What is expected:
Read the records below and copy each line that contains "text".

───── Raw data ─────

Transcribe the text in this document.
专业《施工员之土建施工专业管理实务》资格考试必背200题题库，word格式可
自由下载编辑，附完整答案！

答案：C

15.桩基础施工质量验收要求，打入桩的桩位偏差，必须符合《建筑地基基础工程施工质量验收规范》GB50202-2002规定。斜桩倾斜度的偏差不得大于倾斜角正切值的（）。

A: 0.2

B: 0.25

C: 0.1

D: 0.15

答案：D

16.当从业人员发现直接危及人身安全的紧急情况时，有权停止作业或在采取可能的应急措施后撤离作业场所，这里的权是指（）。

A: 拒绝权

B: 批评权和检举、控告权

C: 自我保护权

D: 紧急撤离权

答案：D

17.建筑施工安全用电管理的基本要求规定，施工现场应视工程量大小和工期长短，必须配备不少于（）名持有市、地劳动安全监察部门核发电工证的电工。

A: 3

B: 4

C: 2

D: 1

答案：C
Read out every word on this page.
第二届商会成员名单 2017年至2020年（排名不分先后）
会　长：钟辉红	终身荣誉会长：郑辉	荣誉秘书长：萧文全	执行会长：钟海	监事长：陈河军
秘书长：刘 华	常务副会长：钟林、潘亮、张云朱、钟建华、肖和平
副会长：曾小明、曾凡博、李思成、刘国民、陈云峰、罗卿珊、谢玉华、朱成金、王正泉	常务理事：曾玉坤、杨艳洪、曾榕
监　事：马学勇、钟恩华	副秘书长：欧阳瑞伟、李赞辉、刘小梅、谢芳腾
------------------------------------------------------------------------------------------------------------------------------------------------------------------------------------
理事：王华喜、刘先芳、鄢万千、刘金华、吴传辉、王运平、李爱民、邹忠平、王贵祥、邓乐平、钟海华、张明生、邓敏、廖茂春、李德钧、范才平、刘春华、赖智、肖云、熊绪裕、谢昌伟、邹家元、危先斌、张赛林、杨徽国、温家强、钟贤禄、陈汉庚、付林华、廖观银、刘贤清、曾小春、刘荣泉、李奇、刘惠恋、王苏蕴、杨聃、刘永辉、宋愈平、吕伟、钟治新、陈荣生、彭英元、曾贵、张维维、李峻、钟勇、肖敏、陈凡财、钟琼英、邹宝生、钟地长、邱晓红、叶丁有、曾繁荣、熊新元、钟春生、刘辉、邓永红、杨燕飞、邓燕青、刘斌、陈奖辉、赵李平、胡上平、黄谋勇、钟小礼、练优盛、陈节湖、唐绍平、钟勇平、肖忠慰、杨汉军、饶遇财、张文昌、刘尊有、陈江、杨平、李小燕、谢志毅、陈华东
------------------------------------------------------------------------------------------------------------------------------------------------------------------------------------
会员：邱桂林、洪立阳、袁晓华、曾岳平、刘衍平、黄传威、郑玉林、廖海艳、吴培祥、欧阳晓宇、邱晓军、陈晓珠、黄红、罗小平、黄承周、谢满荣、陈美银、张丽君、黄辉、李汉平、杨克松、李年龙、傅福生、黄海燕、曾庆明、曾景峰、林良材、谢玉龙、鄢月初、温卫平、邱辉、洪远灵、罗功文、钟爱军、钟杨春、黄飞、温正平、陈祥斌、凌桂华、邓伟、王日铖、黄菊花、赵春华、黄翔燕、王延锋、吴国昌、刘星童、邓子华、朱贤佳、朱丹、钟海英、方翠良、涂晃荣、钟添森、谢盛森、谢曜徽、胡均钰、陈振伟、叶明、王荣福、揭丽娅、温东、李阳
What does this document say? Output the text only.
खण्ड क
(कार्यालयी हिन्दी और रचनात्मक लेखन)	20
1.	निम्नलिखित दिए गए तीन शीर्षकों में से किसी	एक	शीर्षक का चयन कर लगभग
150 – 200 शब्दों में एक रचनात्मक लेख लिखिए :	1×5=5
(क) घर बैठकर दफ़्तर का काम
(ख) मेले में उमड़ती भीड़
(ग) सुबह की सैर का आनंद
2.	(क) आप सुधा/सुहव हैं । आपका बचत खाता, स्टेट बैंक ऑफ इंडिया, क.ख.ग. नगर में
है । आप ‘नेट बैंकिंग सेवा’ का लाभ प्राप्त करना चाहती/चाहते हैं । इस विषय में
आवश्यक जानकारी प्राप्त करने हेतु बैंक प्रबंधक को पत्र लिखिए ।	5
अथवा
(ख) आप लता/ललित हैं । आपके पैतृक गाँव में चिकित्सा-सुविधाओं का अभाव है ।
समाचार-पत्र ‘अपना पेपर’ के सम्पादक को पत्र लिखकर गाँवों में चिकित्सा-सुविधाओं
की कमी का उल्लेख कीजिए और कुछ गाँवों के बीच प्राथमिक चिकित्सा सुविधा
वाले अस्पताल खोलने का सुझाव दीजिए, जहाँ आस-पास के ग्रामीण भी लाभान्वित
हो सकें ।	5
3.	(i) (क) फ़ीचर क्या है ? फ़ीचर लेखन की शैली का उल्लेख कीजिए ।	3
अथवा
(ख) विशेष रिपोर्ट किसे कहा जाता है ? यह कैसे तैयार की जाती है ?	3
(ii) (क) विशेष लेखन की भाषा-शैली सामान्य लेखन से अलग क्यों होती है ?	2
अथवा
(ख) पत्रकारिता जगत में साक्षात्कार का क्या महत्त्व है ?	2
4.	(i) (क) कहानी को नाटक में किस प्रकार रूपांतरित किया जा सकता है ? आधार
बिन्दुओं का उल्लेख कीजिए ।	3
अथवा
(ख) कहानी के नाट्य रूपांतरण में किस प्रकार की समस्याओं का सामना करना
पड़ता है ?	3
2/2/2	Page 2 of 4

─────

Expected answer:
Transcribe the text in this document.
What does this document say? Output the text only.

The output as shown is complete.